• **Set problem**
Look through the lines below and extract any with the word "JSON".

• **Dataset records**
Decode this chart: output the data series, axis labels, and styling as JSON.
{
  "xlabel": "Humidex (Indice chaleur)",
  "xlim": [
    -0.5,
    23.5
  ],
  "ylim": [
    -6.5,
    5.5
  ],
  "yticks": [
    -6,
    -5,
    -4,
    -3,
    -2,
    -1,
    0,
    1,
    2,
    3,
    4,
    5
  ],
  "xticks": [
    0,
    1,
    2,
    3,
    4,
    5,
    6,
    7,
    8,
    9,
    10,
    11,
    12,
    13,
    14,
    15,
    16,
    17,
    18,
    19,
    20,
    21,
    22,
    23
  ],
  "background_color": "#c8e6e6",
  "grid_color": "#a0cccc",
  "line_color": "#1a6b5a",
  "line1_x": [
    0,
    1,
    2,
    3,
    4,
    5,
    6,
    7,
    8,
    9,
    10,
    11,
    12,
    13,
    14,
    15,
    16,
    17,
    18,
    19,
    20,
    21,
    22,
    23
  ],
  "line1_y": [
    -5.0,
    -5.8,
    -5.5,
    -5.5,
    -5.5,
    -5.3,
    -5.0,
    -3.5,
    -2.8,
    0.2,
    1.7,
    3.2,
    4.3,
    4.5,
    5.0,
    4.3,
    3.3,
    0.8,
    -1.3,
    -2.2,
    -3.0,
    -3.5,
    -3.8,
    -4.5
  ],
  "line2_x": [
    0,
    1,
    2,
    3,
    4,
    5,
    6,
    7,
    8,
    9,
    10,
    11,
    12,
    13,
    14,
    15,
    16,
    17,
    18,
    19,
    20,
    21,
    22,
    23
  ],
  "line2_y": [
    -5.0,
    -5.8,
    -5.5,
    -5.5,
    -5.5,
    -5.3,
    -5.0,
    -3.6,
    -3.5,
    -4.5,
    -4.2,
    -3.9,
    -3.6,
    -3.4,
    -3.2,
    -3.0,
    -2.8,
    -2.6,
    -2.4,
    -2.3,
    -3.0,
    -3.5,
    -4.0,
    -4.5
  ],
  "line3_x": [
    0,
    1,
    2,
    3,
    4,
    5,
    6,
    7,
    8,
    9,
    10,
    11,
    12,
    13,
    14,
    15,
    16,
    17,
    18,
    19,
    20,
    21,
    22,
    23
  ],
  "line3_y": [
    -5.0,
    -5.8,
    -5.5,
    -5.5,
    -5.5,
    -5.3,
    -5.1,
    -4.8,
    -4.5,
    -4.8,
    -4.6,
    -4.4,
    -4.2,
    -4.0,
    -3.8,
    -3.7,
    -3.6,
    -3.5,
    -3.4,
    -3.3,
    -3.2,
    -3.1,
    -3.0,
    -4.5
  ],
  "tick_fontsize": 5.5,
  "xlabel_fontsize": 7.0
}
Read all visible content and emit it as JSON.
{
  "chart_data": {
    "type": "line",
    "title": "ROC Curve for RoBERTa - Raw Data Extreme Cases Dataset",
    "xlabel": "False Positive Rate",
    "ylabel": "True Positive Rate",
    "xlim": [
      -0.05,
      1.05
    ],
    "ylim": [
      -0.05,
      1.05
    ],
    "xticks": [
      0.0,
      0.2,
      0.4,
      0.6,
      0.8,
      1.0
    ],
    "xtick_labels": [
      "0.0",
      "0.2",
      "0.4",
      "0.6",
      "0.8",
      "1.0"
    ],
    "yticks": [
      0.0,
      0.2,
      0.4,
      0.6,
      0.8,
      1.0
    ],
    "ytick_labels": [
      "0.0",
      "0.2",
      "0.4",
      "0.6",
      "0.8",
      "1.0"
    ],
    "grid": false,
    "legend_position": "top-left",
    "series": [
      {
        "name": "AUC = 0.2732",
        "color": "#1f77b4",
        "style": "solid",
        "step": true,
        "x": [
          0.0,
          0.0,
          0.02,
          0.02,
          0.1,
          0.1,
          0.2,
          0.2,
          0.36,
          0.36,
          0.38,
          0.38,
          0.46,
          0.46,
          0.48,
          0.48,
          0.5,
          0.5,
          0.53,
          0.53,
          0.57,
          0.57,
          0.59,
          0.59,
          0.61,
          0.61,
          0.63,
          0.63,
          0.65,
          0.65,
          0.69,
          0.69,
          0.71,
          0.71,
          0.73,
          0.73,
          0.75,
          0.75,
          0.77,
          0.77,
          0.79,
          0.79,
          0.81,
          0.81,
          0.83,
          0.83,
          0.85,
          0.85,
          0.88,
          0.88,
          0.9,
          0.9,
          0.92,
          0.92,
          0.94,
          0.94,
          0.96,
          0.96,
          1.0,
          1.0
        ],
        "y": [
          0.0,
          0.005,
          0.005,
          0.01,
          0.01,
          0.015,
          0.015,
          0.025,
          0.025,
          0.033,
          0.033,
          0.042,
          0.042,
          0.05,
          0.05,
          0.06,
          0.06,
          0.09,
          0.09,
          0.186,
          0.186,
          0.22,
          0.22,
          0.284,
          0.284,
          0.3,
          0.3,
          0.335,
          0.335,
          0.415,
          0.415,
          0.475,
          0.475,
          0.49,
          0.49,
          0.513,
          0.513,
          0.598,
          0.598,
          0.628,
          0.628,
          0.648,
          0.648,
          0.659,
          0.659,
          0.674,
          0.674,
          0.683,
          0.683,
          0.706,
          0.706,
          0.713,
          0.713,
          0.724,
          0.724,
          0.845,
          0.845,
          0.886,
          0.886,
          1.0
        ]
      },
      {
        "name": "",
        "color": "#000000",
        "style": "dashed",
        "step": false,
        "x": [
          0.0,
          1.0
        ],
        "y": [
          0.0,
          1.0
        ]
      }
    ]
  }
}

• **Output below**
Decode this chart: output the data series, axis labels, and styling as JSON.
Read all visible content and emit it as JSON.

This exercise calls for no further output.